Extrait à lire
####################
1. Situation
Ils sont nombreux à faire partie d’équipes qualifiées, engagées, souvent passionnées par leur métier. Leurs journées sont rythmées par des enjeux stratégiques, des décisions à prendre rapidement, des outils numériques omniprésents et des interactions à haute densité, parfois sur plusieurs fuseaux horaires.
Dans ce contexte, l’usage intensif des écrans et des messageries est devenu la norme. Beaucoup se sentent sollicités à toute heure, répondent tard le soir, consultent leurs appareils dès le réveil.
Lors d’une conférence que j’ai animée sur le sujet de l’hyperconnexion et de l’équilibre mental au travail, plus de la moitié des participants ont spontanément reconnu se sentir « toujours en ligne », souvent malgré eux.
####################
Lignes relevées
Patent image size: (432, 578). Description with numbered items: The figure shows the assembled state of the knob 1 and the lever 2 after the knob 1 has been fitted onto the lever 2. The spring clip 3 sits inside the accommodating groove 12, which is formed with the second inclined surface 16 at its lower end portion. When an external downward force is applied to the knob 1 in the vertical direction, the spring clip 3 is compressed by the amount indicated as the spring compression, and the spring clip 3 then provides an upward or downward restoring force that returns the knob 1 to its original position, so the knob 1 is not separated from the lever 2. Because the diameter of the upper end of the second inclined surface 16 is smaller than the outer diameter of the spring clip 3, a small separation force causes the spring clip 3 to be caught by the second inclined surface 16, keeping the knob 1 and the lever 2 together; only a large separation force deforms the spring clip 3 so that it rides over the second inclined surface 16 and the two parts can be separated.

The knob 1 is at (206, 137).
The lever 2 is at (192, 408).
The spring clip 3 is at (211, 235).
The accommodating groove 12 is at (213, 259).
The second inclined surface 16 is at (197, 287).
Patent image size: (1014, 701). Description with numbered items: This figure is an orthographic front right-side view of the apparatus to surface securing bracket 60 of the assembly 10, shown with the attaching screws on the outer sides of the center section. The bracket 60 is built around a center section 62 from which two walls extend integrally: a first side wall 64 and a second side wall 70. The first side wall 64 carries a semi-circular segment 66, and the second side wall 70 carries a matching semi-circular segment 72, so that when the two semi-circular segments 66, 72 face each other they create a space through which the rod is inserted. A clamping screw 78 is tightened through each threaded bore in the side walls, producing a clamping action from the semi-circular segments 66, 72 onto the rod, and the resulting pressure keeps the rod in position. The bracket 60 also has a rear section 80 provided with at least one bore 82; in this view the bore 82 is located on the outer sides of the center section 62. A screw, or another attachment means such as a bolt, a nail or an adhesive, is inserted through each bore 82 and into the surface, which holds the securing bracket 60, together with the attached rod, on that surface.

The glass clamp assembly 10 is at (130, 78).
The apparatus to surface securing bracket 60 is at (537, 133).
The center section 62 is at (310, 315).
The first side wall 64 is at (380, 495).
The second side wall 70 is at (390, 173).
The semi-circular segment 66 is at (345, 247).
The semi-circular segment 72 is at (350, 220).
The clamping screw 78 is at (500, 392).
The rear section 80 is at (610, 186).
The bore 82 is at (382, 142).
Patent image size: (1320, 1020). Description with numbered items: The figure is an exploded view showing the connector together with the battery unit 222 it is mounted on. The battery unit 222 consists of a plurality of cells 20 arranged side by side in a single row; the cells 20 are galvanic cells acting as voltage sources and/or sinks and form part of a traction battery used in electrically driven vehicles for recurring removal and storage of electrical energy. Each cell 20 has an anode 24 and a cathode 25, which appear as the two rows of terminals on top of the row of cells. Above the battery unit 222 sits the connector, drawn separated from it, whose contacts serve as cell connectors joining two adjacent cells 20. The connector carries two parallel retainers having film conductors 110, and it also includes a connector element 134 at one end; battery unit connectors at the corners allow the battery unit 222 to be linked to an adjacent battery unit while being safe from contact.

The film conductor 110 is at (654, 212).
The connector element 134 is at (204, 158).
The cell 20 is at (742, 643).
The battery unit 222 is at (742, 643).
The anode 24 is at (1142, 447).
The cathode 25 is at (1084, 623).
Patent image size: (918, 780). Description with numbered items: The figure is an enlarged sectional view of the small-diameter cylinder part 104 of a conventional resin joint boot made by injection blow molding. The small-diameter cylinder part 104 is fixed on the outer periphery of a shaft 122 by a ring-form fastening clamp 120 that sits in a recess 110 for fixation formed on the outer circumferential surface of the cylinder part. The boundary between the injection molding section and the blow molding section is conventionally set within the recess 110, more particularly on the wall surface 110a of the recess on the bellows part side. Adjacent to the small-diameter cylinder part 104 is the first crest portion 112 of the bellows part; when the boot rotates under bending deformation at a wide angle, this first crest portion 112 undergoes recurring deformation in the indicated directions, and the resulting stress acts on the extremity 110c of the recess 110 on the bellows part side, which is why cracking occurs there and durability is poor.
####################
Consigne 1
D'après l'extrait sur l'hyperconnexion, quelle part des participants à la conférence a spontanément reconnu se sentir « toujours en ligne » ?
Consigne 2
Recopiez le passage de l'extrait sur l'hyperconnexion allant de « Dans ce contexte, l’usage » jusqu'à « dès le réveil. ».
Les lignes forment un matériau indépendant de l'extrait sur l'hyperconnexion.

Réponse attendue 1
Plus de la moitié des participants.

Réponse attendue 2
Dans ce contexte, l’usage intensif des écrans et des messageries est devenu la norme. Beaucoup se sentent sollicités à toute heure, répondent tard le soir, consultent leurs appareils dès le réveil.